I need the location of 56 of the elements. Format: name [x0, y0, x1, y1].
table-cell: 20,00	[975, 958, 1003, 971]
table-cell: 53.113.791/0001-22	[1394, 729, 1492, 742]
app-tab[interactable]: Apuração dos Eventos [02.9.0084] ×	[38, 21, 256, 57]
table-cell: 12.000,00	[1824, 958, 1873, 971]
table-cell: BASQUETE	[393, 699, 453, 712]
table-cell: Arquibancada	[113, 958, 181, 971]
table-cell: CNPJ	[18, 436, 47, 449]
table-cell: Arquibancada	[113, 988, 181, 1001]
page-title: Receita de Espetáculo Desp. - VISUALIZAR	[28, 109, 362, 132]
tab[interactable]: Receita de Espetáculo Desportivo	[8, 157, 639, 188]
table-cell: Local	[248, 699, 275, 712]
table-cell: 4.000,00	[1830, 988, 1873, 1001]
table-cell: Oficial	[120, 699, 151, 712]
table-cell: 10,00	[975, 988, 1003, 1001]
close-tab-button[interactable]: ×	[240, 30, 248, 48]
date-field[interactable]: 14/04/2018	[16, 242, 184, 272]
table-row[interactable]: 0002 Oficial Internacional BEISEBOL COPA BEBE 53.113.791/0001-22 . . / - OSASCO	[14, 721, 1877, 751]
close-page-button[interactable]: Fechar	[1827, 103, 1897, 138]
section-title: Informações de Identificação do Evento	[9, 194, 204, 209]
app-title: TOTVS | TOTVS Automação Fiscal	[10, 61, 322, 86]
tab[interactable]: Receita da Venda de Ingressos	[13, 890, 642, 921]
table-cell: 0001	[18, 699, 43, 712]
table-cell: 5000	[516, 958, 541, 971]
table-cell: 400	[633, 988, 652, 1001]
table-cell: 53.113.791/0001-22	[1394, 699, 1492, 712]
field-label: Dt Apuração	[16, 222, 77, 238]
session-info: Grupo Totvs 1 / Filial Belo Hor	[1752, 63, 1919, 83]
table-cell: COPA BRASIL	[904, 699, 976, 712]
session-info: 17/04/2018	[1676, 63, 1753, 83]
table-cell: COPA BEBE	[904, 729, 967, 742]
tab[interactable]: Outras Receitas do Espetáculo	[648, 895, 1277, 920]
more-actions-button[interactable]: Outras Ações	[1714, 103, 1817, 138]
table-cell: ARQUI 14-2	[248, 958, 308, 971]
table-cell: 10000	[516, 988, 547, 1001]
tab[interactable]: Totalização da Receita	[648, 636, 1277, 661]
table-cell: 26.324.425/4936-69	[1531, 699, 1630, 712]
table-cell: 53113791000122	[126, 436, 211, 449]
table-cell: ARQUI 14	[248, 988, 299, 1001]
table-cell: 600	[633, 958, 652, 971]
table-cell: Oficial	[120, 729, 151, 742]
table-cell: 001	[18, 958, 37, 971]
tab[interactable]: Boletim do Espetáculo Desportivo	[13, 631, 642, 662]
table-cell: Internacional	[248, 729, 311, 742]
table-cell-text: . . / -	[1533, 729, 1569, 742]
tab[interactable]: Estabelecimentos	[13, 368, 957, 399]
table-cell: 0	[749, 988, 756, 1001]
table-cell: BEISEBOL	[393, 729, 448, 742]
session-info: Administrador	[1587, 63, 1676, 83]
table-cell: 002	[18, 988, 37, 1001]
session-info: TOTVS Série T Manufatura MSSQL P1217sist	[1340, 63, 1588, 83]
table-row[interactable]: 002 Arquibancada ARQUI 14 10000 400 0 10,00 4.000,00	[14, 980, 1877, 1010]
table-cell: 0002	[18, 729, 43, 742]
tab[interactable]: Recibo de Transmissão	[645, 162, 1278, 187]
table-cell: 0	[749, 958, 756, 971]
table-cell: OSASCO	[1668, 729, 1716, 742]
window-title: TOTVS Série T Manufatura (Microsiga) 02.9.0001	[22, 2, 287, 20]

#### TASK INSTRUCTIONS:
Please repeat every item above verbatim, one line at a time, with nothing added or left out.

#### EXERCISE SOLUTION:
I need the location of 56 of the elements. Format: name [x0, y0, x1, y1].
table-cell: 20,00	[975, 958, 1003, 971]
table-cell: 53.113.791/0001-22	[1394, 729, 1492, 742]
app-tab[interactable]: Apuração dos Eventos [02.9.0084] ×	[38, 21, 256, 57]
table-cell: 12.000,00	[1824, 958, 1873, 971]
table-cell: BASQUETE	[393, 699, 453, 712]
table-cell: Arquibancada	[113, 958, 181, 971]
table-cell: CNPJ	[18, 436, 47, 449]
table-cell: Arquibancada	[113, 988, 181, 1001]
page-title: Receita de Espetáculo Desp. - VISUALIZAR	[28, 109, 362, 132]
tab[interactable]: Receita de Espetáculo Desportivo	[8, 157, 639, 188]
table-cell: Local	[248, 699, 275, 712]
table-cell: 4.000,00	[1830, 988, 1873, 1001]
table-cell: Oficial	[120, 699, 151, 712]
table-cell: 10,00	[975, 988, 1003, 1001]
close-tab-button[interactable]: ×	[240, 30, 248, 48]
date-field[interactable]: 14/04/2018	[16, 242, 184, 272]
table-row[interactable]: 0002 Oficial Internacional BEISEBOL COPA BEBE 53.113.791/0001-22 . . / - OSASCO	[14, 721, 1877, 751]
close-page-button[interactable]: Fechar	[1827, 103, 1897, 138]
section-title: Informações de Identificação do Evento	[9, 194, 204, 209]
app-title: TOTVS | TOTVS Automação Fiscal	[10, 61, 322, 86]
tab[interactable]: Receita da Venda de Ingressos	[13, 890, 642, 921]
table-cell: 0001	[18, 699, 43, 712]
table-cell: 5000	[516, 958, 541, 971]
table-cell: 400	[633, 988, 652, 1001]
table-cell: 53.113.791/0001-22	[1394, 699, 1492, 712]
field-label: Dt Apuração	[16, 222, 77, 238]
session-info: Grupo Totvs 1 / Filial Belo Hor	[1752, 63, 1919, 83]
table-cell: COPA BRASIL	[904, 699, 976, 712]
session-info: 17/04/2018	[1676, 63, 1753, 83]
table-cell: COPA BEBE	[904, 729, 967, 742]
tab[interactable]: Outras Receitas do Espetáculo	[648, 895, 1277, 920]
more-actions-button[interactable]: Outras Ações	[1714, 103, 1817, 138]
table-cell: ARQUI 14-2	[248, 958, 308, 971]
table-cell: 10000	[516, 988, 547, 1001]
tab[interactable]: Totalização da Receita	[648, 636, 1277, 661]
table-cell: 26.324.425/4936-69	[1531, 699, 1630, 712]
table-cell: 53113791000122	[126, 436, 211, 449]
table-cell: ARQUI 14	[248, 988, 299, 1001]
table-cell: 600	[633, 958, 652, 971]
table-cell: Oficial	[120, 729, 151, 742]
table-cell: 001	[18, 958, 37, 971]
tab[interactable]: Boletim do Espetáculo Desportivo	[13, 631, 642, 662]
table-cell: Internacional	[248, 729, 311, 742]
table-cell-text: . . / -	[1533, 729, 1569, 742]
tab[interactable]: Estabelecimentos	[13, 368, 957, 399]
table-cell: 0	[749, 988, 756, 1001]
table-cell: BEISEBOL	[393, 729, 448, 742]
session-info: Administrador	[1587, 63, 1676, 83]
table-cell: 002	[18, 988, 37, 1001]
session-info: TOTVS Série T Manufatura MSSQL P1217sist	[1340, 63, 1588, 83]
table-row[interactable]: 002 Arquibancada ARQUI 14 10000 400 0 10,00 4.000,00	[14, 980, 1877, 1010]
table-cell: 0002	[18, 729, 43, 742]
tab[interactable]: Recibo de Transmissão	[645, 162, 1278, 187]
table-cell: 0	[749, 958, 756, 971]
table-cell: OSASCO	[1668, 729, 1716, 742]
window-title: TOTVS Série T Manufatura (Microsiga) 02.9.0001	[22, 2, 287, 20]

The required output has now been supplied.